→ **Objectif**
Pouvez-vous reproduire mot pour mot le passage de l'article sur le report de la présidentielle sénégalaise, en commençant par « Sur les vingt-un » et en poursuivant jusqu'à « du Conseil constitutionnel. » ?

→ **Extrait du texte**
·····

A la stupéfaction générale, dans une adresse à la nation prononcée le 3 février 2024, le président du Sénégal, Macky Sall, a abrogé le décret convoquant le corps électoral pour le scrutin présidentiel qui devait se dérouler le 25 février, reportant de facto sine die la présidentielle. Pour entériner cette décision inédite dans l’histoire de la démocratie sénégalaise, l’Assemblée nationale a voté, au forceps, dans une hémicycle débarrassée manu militari des députés de l’opposition radicale, un projet de loi constitutionnelle fixant la nouvelle date de l’élection au 15 décembre 2024. Ce qui a ajouté à l’escalade et entraîné des manifestations de rue ayant occasionné la mort de trois manifestants, dont un étudiant. Qu’est-ce qui a conduit Macky Sall à ce saut dans l’inconnu, lui qui avait pourtant engrangé tant de sympathie après son discours historique du 3 juillet 2023 dans lequel il avait déclaré renoncer à briguer une troisième candidature à la magistrature suprême par égard pour la Constitution et pour la tradition démocratique sénégalaise ?

Dans son adresse à la nation, il a évoqué une crise institutionnelle qui augurait d’une crise post-électorale s’il n’arrêtait pas le processus. Les couacs se sont en effet multipliés. Quarante-un candidats à la candidature, dont les dossiers ont été rejetés par le Conseil constitutionnel, se sont regroupés dans un Collectif et ont sollicité le président de la République à l’effet de faire réparer « l’injustice » qu’ils estiment avoir subie. En cause, la méthode d’examen par la haute juridiction des parrainages exigés pour être éligible à la candidature. Dans le flot de contestations, Aly Ngouille Ndiaye, un ancien ministre de l’Intérieur, qui sait donc de quoi il parle pour avoir organisé plusieurs élections, a soulevé un sérieux grief : « Il y’a plus de 900 000 électeurs inscrits qui ne figurent pas sur le fichier à partir duquel le Conseil constitutionnel a travaillé pour apprécier la validité des parrainages. » C’est trivial, il n’y a pas d’élection crédible sans un fichier électoral fiable.

Sur les vingt-un candidats qui ont franchi le filtre du parrainage, Karim Wade, fils de l’ex-président Abdoulaye Wade, candidat du Parti démocratique sénégalais (PDS, au pouvoir de 2000 à 2012), a été recalé pour ne pas être exclusivement de nationalité sénégalaise. Alors que le PDS protestait en exhibant la déclaration de renonciation à la nationalité française de son candidat, une copie du passeport français de Rose Wardini, une candidate admise à concourir, a été publiée dans la presse, discréditant encore un peu plus le travail du Conseil constitutionnel.

·····

→ **Données brutes**
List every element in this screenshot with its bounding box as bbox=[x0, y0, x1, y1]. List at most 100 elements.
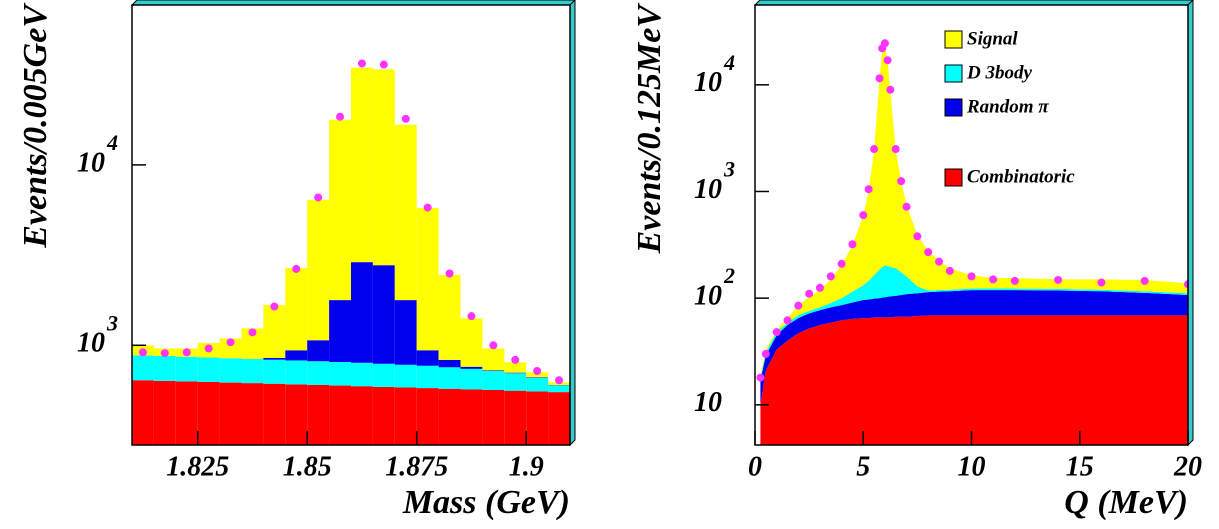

·····

→ **Réponse**
Sur les vingt-un candidats qui ont franchi le filtre du parrainage, Karim Wade, fils de l’ex-président Abdoulaye Wade, candidat du Parti démocratique sénégalais (PDS, au pouvoir de 2000 à 2012), a été recalé pour ne pas être exclusivement de nationalité sénégalaise. Alors que le PDS protestait en exhibant la déclaration de renonciation à la nationalité française de son candidat, une copie du passeport français de Rose Wardini, une candidate admise à concourir, a été publiée dans la presse, discréditant encore un peu plus le travail du Conseil constitutionnel.